*YOUR OBJECTIVE*: Print every line of the listing below word for word, changing nothing.

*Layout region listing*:

++++++

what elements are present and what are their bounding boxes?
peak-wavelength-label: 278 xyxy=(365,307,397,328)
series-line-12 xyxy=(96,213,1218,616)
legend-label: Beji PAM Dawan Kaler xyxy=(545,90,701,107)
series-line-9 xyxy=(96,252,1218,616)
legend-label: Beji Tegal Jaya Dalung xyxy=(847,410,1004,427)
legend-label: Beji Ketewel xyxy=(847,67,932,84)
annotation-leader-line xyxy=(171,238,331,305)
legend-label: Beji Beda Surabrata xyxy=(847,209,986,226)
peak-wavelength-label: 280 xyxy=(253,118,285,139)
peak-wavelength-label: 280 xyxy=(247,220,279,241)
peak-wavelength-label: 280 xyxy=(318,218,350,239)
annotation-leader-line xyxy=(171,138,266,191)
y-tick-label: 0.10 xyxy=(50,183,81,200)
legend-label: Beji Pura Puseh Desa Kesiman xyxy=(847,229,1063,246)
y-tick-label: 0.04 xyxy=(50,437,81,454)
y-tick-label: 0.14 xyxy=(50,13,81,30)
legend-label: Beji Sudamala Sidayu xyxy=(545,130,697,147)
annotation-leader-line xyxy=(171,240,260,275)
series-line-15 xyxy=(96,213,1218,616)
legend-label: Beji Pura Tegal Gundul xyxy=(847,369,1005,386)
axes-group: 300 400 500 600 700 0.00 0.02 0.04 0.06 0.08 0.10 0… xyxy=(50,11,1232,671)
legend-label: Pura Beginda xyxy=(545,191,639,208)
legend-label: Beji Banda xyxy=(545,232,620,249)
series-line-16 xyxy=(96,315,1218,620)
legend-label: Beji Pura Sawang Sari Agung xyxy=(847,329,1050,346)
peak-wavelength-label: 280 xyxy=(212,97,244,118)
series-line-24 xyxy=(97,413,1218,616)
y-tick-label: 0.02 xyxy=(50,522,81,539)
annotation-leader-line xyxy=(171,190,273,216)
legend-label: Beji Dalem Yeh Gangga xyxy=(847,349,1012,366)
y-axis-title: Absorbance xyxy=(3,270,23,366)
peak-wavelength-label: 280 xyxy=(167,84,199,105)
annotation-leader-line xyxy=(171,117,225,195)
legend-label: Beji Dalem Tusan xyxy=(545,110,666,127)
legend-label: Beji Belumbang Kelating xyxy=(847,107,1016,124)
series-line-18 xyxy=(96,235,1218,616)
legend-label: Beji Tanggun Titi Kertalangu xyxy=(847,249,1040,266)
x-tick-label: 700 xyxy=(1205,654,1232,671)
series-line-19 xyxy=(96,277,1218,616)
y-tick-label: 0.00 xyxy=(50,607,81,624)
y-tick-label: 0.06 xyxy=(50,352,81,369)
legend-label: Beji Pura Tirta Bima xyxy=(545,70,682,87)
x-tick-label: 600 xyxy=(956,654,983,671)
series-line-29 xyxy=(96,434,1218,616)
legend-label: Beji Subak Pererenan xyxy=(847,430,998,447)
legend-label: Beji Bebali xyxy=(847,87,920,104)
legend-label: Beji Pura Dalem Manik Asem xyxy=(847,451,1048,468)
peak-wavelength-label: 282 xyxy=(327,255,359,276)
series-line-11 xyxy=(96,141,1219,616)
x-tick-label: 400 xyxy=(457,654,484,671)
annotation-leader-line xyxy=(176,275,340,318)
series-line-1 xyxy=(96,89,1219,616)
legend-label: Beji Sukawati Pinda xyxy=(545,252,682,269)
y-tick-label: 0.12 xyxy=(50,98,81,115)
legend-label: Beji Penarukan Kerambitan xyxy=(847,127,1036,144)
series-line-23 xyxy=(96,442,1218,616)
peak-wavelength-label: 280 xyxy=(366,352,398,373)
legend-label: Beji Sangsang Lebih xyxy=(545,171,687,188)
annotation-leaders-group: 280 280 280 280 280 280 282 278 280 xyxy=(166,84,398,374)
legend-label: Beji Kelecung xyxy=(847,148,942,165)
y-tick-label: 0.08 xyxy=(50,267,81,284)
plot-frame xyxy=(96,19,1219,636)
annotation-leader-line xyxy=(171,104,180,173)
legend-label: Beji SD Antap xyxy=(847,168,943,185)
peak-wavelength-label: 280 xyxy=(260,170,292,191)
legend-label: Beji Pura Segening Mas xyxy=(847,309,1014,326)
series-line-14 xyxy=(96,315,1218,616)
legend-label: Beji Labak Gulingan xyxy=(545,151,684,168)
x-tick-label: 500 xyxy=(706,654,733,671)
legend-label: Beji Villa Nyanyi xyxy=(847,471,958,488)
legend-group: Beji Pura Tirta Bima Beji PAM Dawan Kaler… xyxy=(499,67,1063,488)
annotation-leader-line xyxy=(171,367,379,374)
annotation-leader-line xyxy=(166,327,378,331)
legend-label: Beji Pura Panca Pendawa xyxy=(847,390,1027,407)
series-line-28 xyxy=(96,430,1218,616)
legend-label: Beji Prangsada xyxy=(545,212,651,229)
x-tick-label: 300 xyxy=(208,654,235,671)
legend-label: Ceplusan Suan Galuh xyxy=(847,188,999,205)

++++++

*WORKED ANSWER*:
what elements are present and what are their bounding boxes?
peak-wavelength-label: 278 xyxy=(365,307,397,328)
series-line-12 xyxy=(96,213,1218,616)
legend-label: Beji PAM Dawan Kaler xyxy=(545,90,701,107)
series-line-9 xyxy=(96,252,1218,616)
legend-label: Beji Tegal Jaya Dalung xyxy=(847,410,1004,427)
legend-label: Beji Ketewel xyxy=(847,67,932,84)
annotation-leader-line xyxy=(171,238,331,305)
legend-label: Beji Beda Surabrata xyxy=(847,209,986,226)
peak-wavelength-label: 280 xyxy=(253,118,285,139)
peak-wavelength-label: 280 xyxy=(247,220,279,241)
peak-wavelength-label: 280 xyxy=(318,218,350,239)
annotation-leader-line xyxy=(171,138,266,191)
y-tick-label: 0.10 xyxy=(50,183,81,200)
legend-label: Beji Pura Puseh Desa Kesiman xyxy=(847,229,1063,246)
y-tick-label: 0.04 xyxy=(50,437,81,454)
y-tick-label: 0.14 xyxy=(50,13,81,30)
legend-label: Beji Sudamala Sidayu xyxy=(545,130,697,147)
annotation-leader-line xyxy=(171,240,260,275)
series-line-15 xyxy=(96,213,1218,616)
legend-label: Beji Pura Tegal Gundul xyxy=(847,369,1005,386)
axes-group: 300 400 500 600 700 0.00 0.02 0.04 0.06 0.08 0.10 0… xyxy=(50,11,1232,671)
legend-label: Pura Beginda xyxy=(545,191,639,208)
legend-label: Beji Banda xyxy=(545,232,620,249)
series-line-16 xyxy=(96,315,1218,620)
legend-label: Beji Pura Sawang Sari Agung xyxy=(847,329,1050,346)
peak-wavelength-label: 280 xyxy=(212,97,244,118)
series-line-24 xyxy=(97,413,1218,616)
y-tick-label: 0.02 xyxy=(50,522,81,539)
annotation-leader-line xyxy=(171,190,273,216)
legend-label: Beji Dalem Yeh Gangga xyxy=(847,349,1012,366)
y-axis-title: Absorbance xyxy=(3,270,23,366)
peak-wavelength-label: 280 xyxy=(167,84,199,105)
annotation-leader-line xyxy=(171,117,225,195)
legend-label: Beji Dalem Tusan xyxy=(545,110,666,127)
legend-label: Beji Belumbang Kelating xyxy=(847,107,1016,124)
series-line-18 xyxy=(96,235,1218,616)
legend-label: Beji Tanggun Titi Kertalangu xyxy=(847,249,1040,266)
x-tick-label: 700 xyxy=(1205,654,1232,671)
series-line-19 xyxy=(96,277,1218,616)
y-tick-label: 0.00 xyxy=(50,607,81,624)
y-tick-label: 0.06 xyxy=(50,352,81,369)
legend-label: Beji Pura Tirta Bima xyxy=(545,70,682,87)
x-tick-label: 600 xyxy=(956,654,983,671)
series-line-29 xyxy=(96,434,1218,616)
legend-label: Beji Subak Pererenan xyxy=(847,430,998,447)
legend-label: Beji Bebali xyxy=(847,87,920,104)
legend-label: Beji Pura Dalem Manik Asem xyxy=(847,451,1048,468)
peak-wavelength-label: 282 xyxy=(327,255,359,276)
series-line-11 xyxy=(96,141,1219,616)
x-tick-label: 400 xyxy=(457,654,484,671)
annotation-leader-line xyxy=(176,275,340,318)
series-line-1 xyxy=(96,89,1219,616)
legend-label: Beji Sukawati Pinda xyxy=(545,252,682,269)
y-tick-label: 0.12 xyxy=(50,98,81,115)
legend-label: Beji Penarukan Kerambitan xyxy=(847,127,1036,144)
series-line-23 xyxy=(96,442,1218,616)
peak-wavelength-label: 280 xyxy=(366,352,398,373)
legend-label: Beji Sangsang Lebih xyxy=(545,171,687,188)
annotation-leaders-group: 280 280 280 280 280 280 282 278 280 xyxy=(166,84,398,374)
legend-label: Beji Kelecung xyxy=(847,148,942,165)
y-tick-label: 0.08 xyxy=(50,267,81,284)
plot-frame xyxy=(96,19,1219,636)
annotation-leader-line xyxy=(171,104,180,173)
legend-label: Beji SD Antap xyxy=(847,168,943,185)
peak-wavelength-label: 280 xyxy=(260,170,292,191)
legend-label: Beji Pura Segening Mas xyxy=(847,309,1014,326)
series-line-14 xyxy=(96,315,1218,616)
legend-label: Beji Labak Gulingan xyxy=(545,151,684,168)
x-tick-label: 500 xyxy=(706,654,733,671)
legend-label: Beji Villa Nyanyi xyxy=(847,471,958,488)
legend-group: Beji Pura Tirta Bima Beji PAM Dawan Kaler… xyxy=(499,67,1063,488)
annotation-leader-line xyxy=(171,367,379,374)
annotation-leader-line xyxy=(166,327,378,331)
legend-label: Beji Pura Panca Pendawa xyxy=(847,390,1027,407)
series-line-28 xyxy=(96,430,1218,616)
legend-label: Beji Prangsada xyxy=(545,212,651,229)
x-tick-label: 300 xyxy=(208,654,235,671)
legend-label: Ceplusan Suan Galuh xyxy=(847,188,999,205)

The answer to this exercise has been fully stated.